--- Given exercise ---
Quote each record exactly, please, leaving none out.

◇ ◇ ◇ ◇ ◇ ◇ ◇

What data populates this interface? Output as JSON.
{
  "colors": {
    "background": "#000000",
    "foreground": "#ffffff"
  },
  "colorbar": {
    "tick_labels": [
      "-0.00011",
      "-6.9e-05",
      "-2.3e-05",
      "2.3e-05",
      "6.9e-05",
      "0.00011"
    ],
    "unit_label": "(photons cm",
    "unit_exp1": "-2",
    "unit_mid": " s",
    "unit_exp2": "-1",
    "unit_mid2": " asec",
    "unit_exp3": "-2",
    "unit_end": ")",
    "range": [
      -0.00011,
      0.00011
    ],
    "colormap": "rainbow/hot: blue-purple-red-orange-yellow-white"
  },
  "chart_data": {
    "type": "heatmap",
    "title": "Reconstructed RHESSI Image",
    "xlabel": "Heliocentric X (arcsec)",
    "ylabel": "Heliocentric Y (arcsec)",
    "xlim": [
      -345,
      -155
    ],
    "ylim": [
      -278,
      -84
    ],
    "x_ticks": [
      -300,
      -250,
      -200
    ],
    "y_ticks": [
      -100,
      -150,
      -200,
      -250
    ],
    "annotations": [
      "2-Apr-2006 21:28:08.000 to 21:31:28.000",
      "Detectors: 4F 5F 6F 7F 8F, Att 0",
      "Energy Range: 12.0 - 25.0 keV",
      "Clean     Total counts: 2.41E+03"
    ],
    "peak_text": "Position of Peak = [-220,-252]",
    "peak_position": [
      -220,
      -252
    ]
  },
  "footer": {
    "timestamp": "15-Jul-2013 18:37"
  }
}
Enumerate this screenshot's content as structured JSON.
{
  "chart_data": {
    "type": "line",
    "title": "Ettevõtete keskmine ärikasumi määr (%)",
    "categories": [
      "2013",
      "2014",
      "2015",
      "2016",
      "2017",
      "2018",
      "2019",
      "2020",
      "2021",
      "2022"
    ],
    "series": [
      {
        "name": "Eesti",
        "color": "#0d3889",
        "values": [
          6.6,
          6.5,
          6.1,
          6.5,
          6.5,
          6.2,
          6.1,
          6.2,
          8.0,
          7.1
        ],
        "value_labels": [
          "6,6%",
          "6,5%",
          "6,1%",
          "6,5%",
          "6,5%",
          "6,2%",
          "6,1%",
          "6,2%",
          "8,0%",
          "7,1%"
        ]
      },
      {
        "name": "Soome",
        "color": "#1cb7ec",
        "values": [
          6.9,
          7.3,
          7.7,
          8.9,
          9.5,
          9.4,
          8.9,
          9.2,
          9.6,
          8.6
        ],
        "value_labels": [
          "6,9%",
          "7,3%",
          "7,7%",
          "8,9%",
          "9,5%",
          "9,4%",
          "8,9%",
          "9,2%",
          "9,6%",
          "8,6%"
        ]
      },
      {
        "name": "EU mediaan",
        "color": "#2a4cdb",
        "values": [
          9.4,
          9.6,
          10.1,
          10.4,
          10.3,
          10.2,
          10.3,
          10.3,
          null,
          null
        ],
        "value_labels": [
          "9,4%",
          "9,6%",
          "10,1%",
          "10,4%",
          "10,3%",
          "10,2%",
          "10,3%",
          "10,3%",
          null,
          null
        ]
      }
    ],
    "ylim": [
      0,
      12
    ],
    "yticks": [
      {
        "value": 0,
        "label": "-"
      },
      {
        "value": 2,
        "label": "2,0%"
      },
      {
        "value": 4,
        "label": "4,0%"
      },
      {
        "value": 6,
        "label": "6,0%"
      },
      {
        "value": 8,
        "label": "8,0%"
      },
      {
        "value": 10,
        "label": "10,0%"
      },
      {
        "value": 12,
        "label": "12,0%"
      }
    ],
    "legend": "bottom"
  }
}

◇ ◇ ◇ ◇ ◇ ◇ ◇

--- Solution for this problem ---
What data populates this interface? Output as JSON.
{
  "colors": {
    "background": "#000000",
    "foreground": "#ffffff"
  },
  "colorbar": {
    "tick_labels": [
      "-0.00011",
      "-6.9e-05",
      "-2.3e-05",
      "2.3e-05",
      "6.9e-05",
      "0.00011"
    ],
    "unit_label": "(photons cm",
    "unit_exp1": "-2",
    "unit_mid": " s",
    "unit_exp2": "-1",
    "unit_mid2": " asec",
    "unit_exp3": "-2",
    "unit_end": ")",
    "range": [
      -0.00011,
      0.00011
    ],
    "colormap": "rainbow/hot: blue-purple-red-orange-yellow-white"
  },
  "chart_data": {
    "type": "heatmap",
    "title": "Reconstructed RHESSI Image",
    "xlabel": "Heliocentric X (arcsec)",
    "ylabel": "Heliocentric Y (arcsec)",
    "xlim": [
      -345,
      -155
    ],
    "ylim": [
      -278,
      -84
    ],
    "x_ticks": [
      -300,
      -250,
      -200
    ],
    "y_ticks": [
      -100,
      -150,
      -200,
      -250
    ],
    "annotations": [
      "2-Apr-2006 21:28:08.000 to 21:31:28.000",
      "Detectors: 4F 5F 6F 7F 8F, Att 0",
      "Energy Range: 12.0 - 25.0 keV",
      "Clean     Total counts: 2.41E+03"
    ],
    "peak_text": "Position of Peak = [-220,-252]",
    "peak_position": [
      -220,
      -252
    ]
  },
  "footer": {
    "timestamp": "15-Jul-2013 18:37"
  }
}
Enumerate this screenshot's content as structured JSON.
{
  "chart_data": {
    "type": "line",
    "title": "Ettevõtete keskmine ärikasumi määr (%)",
    "categories": [
      "2013",
      "2014",
      "2015",
      "2016",
      "2017",
      "2018",
      "2019",
      "2020",
      "2021",
      "2022"
    ],
    "series": [
      {
        "name": "Eesti",
        "color": "#0d3889",
        "values": [
          6.6,
          6.5,
          6.1,
          6.5,
          6.5,
          6.2,
          6.1,
          6.2,
          8.0,
          7.1
        ],
        "value_labels": [
          "6,6%",
          "6,5%",
          "6,1%",
          "6,5%",
          "6,5%",
          "6,2%",
          "6,1%",
          "6,2%",
          "8,0%",
          "7,1%"
        ]
      },
      {
        "name": "Soome",
        "color": "#1cb7ec",
        "values": [
          6.9,
          7.3,
          7.7,
          8.9,
          9.5,
          9.4,
          8.9,
          9.2,
          9.6,
          8.6
        ],
        "value_labels": [
          "6,9%",
          "7,3%",
          "7,7%",
          "8,9%",
          "9,5%",
          "9,4%",
          "8,9%",
          "9,2%",
          "9,6%",
          "8,6%"
        ]
      },
      {
        "name": "EU mediaan",
        "color": "#2a4cdb",
        "values": [
          9.4,
          9.6,
          10.1,
          10.4,
          10.3,
          10.2,
          10.3,
          10.3,
          null,
          null
        ],
        "value_labels": [
          "9,4%",
          "9,6%",
          "10,1%",
          "10,4%",
          "10,3%",
          "10,2%",
          "10,3%",
          "10,3%",
          null,
          null
        ]
      }
    ],
    "ylim": [
      0,
      12
    ],
    "yticks": [
      {
        "value": 0,
        "label": "-"
      },
      {
        "value": 2,
        "label": "2,0%"
      },
      {
        "value": 4,
        "label": "4,0%"
      },
      {
        "value": 6,
        "label": "6,0%"
      },
      {
        "value": 8,
        "label": "8,0%"
      },
      {
        "value": 10,
        "label": "10,0%"
      },
      {
        "value": 12,
        "label": "12,0%"
      }
    ],
    "legend": "bottom"
  }
}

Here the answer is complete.